— Required task —
Reproduce every line of the material below word for word, and leave the pictures out of your answer.

===============

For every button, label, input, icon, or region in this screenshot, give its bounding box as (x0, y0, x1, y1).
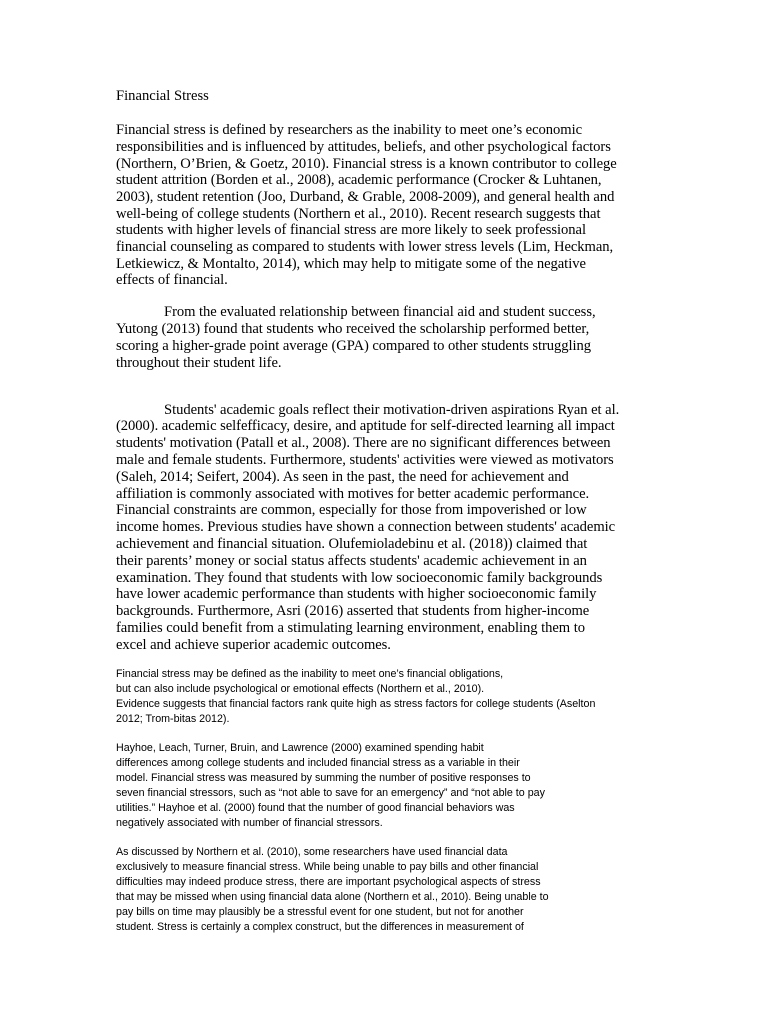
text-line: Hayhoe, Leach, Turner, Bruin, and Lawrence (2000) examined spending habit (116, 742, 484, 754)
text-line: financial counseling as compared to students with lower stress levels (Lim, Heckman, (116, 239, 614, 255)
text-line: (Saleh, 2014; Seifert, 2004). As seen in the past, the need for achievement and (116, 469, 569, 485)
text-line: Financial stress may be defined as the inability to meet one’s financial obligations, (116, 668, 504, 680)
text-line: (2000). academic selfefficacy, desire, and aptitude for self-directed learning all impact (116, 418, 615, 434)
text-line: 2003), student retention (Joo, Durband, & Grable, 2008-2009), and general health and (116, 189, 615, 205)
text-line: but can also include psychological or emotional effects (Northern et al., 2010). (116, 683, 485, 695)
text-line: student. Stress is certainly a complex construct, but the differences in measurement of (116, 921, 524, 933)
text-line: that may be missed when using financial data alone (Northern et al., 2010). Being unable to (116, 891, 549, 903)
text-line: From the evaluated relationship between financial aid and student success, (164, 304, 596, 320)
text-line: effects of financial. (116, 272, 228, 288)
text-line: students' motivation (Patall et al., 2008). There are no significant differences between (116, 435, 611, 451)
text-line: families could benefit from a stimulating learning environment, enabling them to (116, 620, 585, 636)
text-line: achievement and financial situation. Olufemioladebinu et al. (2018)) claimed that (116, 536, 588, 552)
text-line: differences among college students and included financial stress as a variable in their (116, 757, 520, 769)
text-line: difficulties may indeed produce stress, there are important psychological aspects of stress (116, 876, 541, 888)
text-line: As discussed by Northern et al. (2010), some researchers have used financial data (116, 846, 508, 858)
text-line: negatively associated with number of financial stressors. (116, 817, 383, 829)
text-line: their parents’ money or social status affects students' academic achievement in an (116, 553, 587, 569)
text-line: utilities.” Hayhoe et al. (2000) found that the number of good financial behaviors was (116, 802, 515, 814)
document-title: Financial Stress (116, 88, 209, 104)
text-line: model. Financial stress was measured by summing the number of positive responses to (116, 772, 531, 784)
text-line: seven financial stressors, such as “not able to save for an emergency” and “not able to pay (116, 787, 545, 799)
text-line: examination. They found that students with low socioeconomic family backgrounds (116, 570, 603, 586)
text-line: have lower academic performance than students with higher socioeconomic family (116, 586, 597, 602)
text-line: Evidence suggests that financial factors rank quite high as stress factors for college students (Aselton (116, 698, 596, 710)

===============

— The completed task —
For every button, label, input, icon, or region in this screenshot, give its bounding box as (x0, y0, x1, y1).
text-line: Hayhoe, Leach, Turner, Bruin, and Lawrence (2000) examined spending habit (116, 742, 484, 754)
text-line: financial counseling as compared to students with lower stress levels (Lim, Heckman, (116, 239, 614, 255)
text-line: (Saleh, 2014; Seifert, 2004). As seen in the past, the need for achievement and (116, 469, 569, 485)
text-line: Financial stress may be defined as the inability to meet one’s financial obligations, (116, 668, 504, 680)
text-line: (2000). academic selfefficacy, desire, and aptitude for self-directed learning all impact (116, 418, 615, 434)
text-line: 2003), student retention (Joo, Durband, & Grable, 2008-2009), and general health and (116, 189, 615, 205)
text-line: but can also include psychological or emotional effects (Northern et al., 2010). (116, 683, 485, 695)
text-line: student. Stress is certainly a complex construct, but the differences in measurement of (116, 921, 524, 933)
text-line: that may be missed when using financial data alone (Northern et al., 2010). Being unable to (116, 891, 549, 903)
text-line: From the evaluated relationship between financial aid and student success, (164, 304, 596, 320)
text-line: effects of financial. (116, 272, 228, 288)
text-line: students' motivation (Patall et al., 2008). There are no significant differences between (116, 435, 611, 451)
text-line: families could benefit from a stimulating learning environment, enabling them to (116, 620, 585, 636)
text-line: achievement and financial situation. Olufemioladebinu et al. (2018)) claimed that (116, 536, 588, 552)
text-line: differences among college students and included financial stress as a variable in their (116, 757, 520, 769)
text-line: difficulties may indeed produce stress, there are important psychological aspects of stress (116, 876, 541, 888)
text-line: As discussed by Northern et al. (2010), some researchers have used financial data (116, 846, 508, 858)
text-line: negatively associated with number of financial stressors. (116, 817, 383, 829)
text-line: their parents’ money or social status affects students' academic achievement in an (116, 553, 587, 569)
text-line: utilities.” Hayhoe et al. (2000) found that the number of good financial behaviors was (116, 802, 515, 814)
document-title: Financial Stress (116, 88, 209, 104)
text-line: model. Financial stress was measured by summing the number of positive responses to (116, 772, 531, 784)
text-line: seven financial stressors, such as “not able to save for an emergency” and “not able to pay (116, 787, 545, 799)
text-line: examination. They found that students with low socioeconomic family backgrounds (116, 570, 603, 586)
text-line: have lower academic performance than students with higher socioeconomic family (116, 586, 597, 602)
text-line: Evidence suggests that financial factors rank quite high as stress factors for college students (Aselton (116, 698, 596, 710)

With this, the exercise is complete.